*Problem details*
Go through the entries and count the lines with the string "style" in them. Give only that number.

*Items*
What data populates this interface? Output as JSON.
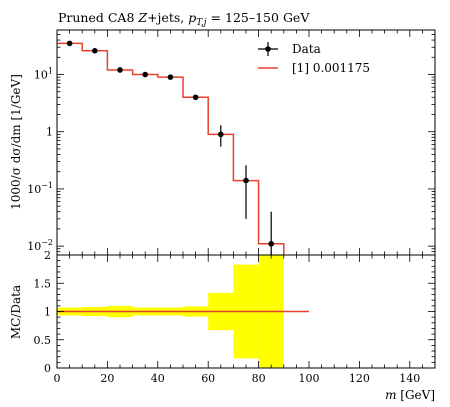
{
  "chart_data": [
    {
      "type": "line",
      "title": "Pruned CA8 Z+jets, p_T,j = 125–150 GeV",
      "title_parts": {
        "prefix": "Pruned CA8 ",
        "z": "Z",
        "mid": "+jets, ",
        "p": "p",
        "sub": "T,j",
        "suffix": " = 125–150 GeV"
      },
      "ylabel": "1000/σ dσ/dm [1/GeV]",
      "xlabel": "m [GeV]",
      "xlim": [
        0,
        150
      ],
      "ylim": [
        0.007,
        60
      ],
      "yscale": "log",
      "x_ticks": [
        0,
        20,
        40,
        60,
        80,
        100,
        120,
        140
      ],
      "y_ticks": [
        {
          "value": 0.01,
          "base": "10",
          "exp": "−2"
        },
        {
          "value": 0.1,
          "base": "10",
          "exp": "−1"
        },
        {
          "value": 1,
          "base": "1",
          "exp": ""
        },
        {
          "value": 10,
          "base": "10",
          "exp": "1"
        }
      ],
      "legend": {
        "position": "top-right",
        "entries": [
          "Data",
          "[1] 0.001175"
        ]
      },
      "series": [
        {
          "name": "Data",
          "style": "points-with-errorbars",
          "color": "#000000",
          "points": [
            {
              "x": 5,
              "y": 35,
              "y_low": 34,
              "y_high": 36
            },
            {
              "x": 15,
              "y": 26,
              "y_low": 25,
              "y_high": 27
            },
            {
              "x": 25,
              "y": 12,
              "y_low": 11.5,
              "y_high": 12.5
            },
            {
              "x": 35,
              "y": 10,
              "y_low": 9.6,
              "y_high": 10.4
            },
            {
              "x": 45,
              "y": 9,
              "y_low": 8.6,
              "y_high": 9.4
            },
            {
              "x": 55,
              "y": 4,
              "y_low": 3.7,
              "y_high": 4.3
            },
            {
              "x": 65,
              "y": 0.9,
              "y_low": 0.55,
              "y_high": 1.3
            },
            {
              "x": 75,
              "y": 0.14,
              "y_low": 0.03,
              "y_high": 0.26
            },
            {
              "x": 85,
              "y": 0.011,
              "y_low": 0.003,
              "y_high": 0.04
            }
          ]
        },
        {
          "name": "[1] 0.001175",
          "style": "step-histogram",
          "color": "#e8412c",
          "bins": [
            {
              "x_low": 0,
              "x_high": 10,
              "y": 35
            },
            {
              "x_low": 10,
              "x_high": 20,
              "y": 26
            },
            {
              "x_low": 20,
              "x_high": 30,
              "y": 12
            },
            {
              "x_low": 30,
              "x_high": 40,
              "y": 10
            },
            {
              "x_low": 40,
              "x_high": 50,
              "y": 9
            },
            {
              "x_low": 50,
              "x_high": 60,
              "y": 4
            },
            {
              "x_low": 60,
              "x_high": 70,
              "y": 0.9
            },
            {
              "x_low": 70,
              "x_high": 80,
              "y": 0.14
            },
            {
              "x_low": 80,
              "x_high": 90,
              "y": 0.011
            }
          ]
        }
      ]
    },
    {
      "type": "line",
      "title": "",
      "ylabel": "MC/Data",
      "xlabel": "m [GeV]",
      "xlim": [
        0,
        150
      ],
      "ylim": [
        0,
        2
      ],
      "x_ticks": [
        0,
        20,
        40,
        60,
        80,
        100,
        120,
        140
      ],
      "y_ticks": [
        {
          "value": 0,
          "label": "0"
        },
        {
          "value": 0.5,
          "label": "0.5"
        },
        {
          "value": 1,
          "label": "1"
        },
        {
          "value": 1.5,
          "label": "1.5"
        },
        {
          "value": 2,
          "label": "2"
        }
      ],
      "band_color": "#ffff00",
      "band": [
        {
          "x_low": 0,
          "x_high": 10,
          "low": 0.93,
          "high": 1.07
        },
        {
          "x_low": 10,
          "x_high": 20,
          "low": 0.92,
          "high": 1.08
        },
        {
          "x_low": 20,
          "x_high": 30,
          "low": 0.9,
          "high": 1.1
        },
        {
          "x_low": 30,
          "x_high": 40,
          "low": 0.93,
          "high": 1.07
        },
        {
          "x_low": 40,
          "x_high": 50,
          "low": 0.93,
          "high": 1.07
        },
        {
          "x_low": 50,
          "x_high": 60,
          "low": 0.91,
          "high": 1.09
        },
        {
          "x_low": 60,
          "x_high": 70,
          "low": 0.67,
          "high": 1.33
        },
        {
          "x_low": 70,
          "x_high": 80,
          "low": 0.17,
          "high": 1.83
        },
        {
          "x_low": 80,
          "x_high": 90,
          "low": 0,
          "high": 2
        }
      ],
      "series": [
        {
          "name": "[1] 0.001175",
          "color": "#e8412c",
          "x": [
            0,
            100
          ],
          "values": [
            1,
            1
          ]
        }
      ]
    }
  ]
}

*Task output*
2